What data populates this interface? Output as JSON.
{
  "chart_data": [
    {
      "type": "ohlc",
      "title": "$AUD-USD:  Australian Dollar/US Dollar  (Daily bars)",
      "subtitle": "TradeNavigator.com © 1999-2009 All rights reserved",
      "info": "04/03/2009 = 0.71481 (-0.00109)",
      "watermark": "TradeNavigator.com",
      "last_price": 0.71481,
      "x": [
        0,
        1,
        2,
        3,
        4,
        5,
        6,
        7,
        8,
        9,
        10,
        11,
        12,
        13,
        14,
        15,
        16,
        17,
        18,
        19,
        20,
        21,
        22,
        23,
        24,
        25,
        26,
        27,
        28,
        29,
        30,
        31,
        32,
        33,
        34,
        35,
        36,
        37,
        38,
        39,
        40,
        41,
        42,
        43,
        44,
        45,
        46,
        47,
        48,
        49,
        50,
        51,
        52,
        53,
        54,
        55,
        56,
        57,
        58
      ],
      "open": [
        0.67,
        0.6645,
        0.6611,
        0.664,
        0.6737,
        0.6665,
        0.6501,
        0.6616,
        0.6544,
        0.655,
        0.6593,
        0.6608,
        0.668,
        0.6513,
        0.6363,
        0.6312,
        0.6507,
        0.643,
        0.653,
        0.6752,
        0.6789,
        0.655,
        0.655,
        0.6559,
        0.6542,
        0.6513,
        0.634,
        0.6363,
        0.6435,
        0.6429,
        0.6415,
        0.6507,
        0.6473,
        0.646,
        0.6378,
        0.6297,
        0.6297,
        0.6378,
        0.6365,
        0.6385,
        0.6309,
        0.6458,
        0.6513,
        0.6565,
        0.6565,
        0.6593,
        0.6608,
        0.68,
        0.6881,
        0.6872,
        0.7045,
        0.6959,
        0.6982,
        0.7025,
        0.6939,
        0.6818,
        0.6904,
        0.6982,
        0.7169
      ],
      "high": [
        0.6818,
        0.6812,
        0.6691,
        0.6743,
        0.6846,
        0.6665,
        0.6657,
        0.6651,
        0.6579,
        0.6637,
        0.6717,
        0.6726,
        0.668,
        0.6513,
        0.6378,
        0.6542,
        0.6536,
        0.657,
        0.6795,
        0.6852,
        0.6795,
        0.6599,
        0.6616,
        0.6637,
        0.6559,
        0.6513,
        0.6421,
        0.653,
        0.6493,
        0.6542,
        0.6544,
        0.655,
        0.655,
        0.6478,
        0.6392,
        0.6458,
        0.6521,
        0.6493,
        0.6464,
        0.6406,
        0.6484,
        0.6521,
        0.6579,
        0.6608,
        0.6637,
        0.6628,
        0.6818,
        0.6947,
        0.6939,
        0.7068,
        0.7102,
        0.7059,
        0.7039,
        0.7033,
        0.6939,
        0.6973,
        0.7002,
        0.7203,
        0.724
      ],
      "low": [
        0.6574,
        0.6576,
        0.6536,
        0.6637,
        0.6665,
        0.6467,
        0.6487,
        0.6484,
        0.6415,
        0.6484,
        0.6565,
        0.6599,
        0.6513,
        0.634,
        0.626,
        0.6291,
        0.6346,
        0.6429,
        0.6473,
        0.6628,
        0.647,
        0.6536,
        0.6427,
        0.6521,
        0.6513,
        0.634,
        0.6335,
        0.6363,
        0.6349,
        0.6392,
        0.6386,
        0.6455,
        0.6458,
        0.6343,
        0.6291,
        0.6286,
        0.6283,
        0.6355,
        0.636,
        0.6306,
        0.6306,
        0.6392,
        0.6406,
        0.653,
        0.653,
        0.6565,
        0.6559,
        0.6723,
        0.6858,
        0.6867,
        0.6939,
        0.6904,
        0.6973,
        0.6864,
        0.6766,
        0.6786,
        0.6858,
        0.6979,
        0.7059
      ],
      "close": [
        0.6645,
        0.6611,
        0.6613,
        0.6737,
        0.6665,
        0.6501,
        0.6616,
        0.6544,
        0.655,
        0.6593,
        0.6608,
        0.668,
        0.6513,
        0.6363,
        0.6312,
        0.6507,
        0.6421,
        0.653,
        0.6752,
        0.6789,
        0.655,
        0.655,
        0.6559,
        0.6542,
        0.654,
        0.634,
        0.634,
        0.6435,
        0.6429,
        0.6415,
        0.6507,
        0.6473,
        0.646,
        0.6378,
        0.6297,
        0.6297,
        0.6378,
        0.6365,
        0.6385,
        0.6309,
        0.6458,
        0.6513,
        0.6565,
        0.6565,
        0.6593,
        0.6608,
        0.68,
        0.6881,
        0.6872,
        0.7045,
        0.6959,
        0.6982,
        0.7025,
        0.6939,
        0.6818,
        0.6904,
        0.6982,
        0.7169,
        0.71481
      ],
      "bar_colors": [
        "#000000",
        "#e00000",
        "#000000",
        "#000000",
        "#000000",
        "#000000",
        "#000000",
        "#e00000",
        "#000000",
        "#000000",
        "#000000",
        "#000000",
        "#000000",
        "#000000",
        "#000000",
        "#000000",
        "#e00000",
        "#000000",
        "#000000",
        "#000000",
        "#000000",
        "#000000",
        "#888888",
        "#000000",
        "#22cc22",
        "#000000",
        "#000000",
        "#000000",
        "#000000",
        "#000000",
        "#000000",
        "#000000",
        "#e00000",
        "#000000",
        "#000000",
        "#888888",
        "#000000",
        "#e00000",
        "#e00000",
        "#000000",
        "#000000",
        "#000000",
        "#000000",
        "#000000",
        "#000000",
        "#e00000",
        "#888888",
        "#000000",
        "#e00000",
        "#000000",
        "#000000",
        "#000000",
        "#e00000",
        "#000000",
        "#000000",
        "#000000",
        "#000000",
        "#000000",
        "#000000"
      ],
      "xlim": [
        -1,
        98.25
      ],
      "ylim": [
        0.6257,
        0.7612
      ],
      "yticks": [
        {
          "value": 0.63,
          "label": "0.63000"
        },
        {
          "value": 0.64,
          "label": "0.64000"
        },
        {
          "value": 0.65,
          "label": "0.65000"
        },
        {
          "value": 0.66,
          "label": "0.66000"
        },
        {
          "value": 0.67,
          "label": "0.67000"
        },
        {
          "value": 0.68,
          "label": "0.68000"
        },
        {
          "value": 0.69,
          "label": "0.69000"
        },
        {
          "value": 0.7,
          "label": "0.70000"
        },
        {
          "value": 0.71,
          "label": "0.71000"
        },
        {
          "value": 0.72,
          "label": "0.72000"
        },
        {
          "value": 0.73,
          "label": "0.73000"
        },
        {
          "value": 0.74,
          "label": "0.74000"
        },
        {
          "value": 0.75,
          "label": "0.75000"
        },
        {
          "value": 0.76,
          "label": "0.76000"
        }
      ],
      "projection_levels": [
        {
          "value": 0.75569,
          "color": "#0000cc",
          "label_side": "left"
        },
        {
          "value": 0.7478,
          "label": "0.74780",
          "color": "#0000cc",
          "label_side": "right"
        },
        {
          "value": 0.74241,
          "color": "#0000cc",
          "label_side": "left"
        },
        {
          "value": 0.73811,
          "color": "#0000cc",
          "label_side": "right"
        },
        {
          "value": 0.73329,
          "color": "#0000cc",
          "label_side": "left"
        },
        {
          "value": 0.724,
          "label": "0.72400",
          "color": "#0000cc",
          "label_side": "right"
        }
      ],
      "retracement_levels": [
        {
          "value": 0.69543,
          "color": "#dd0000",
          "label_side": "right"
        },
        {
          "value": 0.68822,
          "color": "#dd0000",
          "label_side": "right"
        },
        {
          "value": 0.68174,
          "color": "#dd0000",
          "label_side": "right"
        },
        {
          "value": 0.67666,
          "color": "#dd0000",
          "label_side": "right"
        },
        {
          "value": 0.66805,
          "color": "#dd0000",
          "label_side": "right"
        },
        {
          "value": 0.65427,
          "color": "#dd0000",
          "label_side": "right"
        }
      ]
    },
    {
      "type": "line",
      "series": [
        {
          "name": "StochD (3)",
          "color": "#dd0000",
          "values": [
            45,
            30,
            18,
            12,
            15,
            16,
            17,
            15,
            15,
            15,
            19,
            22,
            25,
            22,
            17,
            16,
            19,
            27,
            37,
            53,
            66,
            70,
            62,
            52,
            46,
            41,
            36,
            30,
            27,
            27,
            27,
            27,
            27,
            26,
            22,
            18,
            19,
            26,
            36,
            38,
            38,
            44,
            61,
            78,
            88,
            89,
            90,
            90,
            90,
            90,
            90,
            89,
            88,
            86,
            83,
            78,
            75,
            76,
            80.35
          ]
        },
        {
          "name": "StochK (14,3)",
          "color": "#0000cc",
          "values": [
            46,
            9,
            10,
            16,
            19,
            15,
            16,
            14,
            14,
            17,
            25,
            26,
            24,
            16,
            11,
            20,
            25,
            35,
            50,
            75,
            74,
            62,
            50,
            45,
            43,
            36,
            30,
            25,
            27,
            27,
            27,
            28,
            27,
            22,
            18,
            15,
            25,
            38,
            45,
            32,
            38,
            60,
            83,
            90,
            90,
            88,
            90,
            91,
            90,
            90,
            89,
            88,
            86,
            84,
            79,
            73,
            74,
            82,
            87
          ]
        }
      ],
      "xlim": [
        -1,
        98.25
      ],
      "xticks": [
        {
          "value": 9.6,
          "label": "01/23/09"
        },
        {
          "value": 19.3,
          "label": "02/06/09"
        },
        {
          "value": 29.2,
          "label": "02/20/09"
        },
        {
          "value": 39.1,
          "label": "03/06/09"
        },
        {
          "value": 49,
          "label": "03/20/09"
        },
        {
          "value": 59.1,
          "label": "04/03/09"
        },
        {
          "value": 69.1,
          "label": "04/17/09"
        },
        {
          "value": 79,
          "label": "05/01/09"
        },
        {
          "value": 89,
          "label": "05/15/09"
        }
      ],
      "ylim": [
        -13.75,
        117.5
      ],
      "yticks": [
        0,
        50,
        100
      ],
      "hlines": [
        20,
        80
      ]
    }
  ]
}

• • • •

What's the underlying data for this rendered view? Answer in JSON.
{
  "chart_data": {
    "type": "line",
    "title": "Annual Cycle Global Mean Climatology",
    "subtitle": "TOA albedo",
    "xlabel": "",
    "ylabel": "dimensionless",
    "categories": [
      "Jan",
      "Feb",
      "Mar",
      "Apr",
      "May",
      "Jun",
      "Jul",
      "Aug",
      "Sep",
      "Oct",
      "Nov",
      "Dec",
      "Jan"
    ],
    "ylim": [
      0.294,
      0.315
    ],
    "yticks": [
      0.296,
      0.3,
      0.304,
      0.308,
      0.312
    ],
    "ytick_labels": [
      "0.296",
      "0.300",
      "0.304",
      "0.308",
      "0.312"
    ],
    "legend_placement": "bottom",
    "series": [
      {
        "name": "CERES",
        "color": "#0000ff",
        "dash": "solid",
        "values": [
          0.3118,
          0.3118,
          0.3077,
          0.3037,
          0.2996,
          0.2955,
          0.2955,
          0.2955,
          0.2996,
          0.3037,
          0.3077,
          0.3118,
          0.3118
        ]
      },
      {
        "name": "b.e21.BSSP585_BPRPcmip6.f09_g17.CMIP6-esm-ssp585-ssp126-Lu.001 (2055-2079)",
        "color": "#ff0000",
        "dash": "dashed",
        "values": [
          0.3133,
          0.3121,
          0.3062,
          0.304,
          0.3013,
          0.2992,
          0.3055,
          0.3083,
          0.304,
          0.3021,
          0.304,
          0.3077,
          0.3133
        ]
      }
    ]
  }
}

• • • •

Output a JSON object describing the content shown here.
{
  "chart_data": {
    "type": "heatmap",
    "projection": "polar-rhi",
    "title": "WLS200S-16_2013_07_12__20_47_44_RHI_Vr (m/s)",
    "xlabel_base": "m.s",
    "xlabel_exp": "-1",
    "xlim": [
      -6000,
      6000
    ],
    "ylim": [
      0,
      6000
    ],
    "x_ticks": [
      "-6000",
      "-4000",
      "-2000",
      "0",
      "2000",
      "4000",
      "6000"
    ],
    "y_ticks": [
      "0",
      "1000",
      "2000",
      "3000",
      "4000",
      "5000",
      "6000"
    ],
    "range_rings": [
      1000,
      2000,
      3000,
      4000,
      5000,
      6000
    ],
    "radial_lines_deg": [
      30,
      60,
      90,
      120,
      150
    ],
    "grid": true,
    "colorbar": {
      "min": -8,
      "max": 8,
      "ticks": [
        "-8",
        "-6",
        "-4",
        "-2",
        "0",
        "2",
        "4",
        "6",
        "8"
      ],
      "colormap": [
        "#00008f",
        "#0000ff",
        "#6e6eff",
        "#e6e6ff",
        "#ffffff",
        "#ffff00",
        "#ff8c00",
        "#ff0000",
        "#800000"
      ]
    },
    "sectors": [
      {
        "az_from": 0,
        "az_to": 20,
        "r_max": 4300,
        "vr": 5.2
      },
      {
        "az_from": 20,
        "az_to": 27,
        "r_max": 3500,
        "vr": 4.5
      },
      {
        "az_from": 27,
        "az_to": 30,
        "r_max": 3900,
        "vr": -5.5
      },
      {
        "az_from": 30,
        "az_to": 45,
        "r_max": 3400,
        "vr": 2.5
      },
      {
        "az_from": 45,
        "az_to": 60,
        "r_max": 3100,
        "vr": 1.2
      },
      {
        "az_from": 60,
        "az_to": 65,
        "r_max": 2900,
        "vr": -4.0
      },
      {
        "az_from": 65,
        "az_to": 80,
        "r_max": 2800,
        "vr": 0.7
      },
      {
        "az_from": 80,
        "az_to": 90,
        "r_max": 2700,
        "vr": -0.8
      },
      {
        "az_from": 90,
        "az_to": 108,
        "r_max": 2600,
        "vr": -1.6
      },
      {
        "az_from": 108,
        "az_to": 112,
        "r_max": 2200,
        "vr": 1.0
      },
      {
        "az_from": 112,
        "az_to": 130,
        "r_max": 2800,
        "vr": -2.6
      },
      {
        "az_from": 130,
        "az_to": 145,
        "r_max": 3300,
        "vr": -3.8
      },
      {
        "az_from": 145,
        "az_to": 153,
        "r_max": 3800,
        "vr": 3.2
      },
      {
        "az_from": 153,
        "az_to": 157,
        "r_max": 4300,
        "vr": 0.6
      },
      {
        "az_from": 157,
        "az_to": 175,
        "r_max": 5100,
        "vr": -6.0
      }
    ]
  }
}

• • • •

### WHAT YOU SHOULD DO
Which lines include the word "this"? Copy every one of them.

### EXPECTED ANSWER
What data populates this interface? Output as JSON.
What's the underlying data for this rendered view? Answer in JSON.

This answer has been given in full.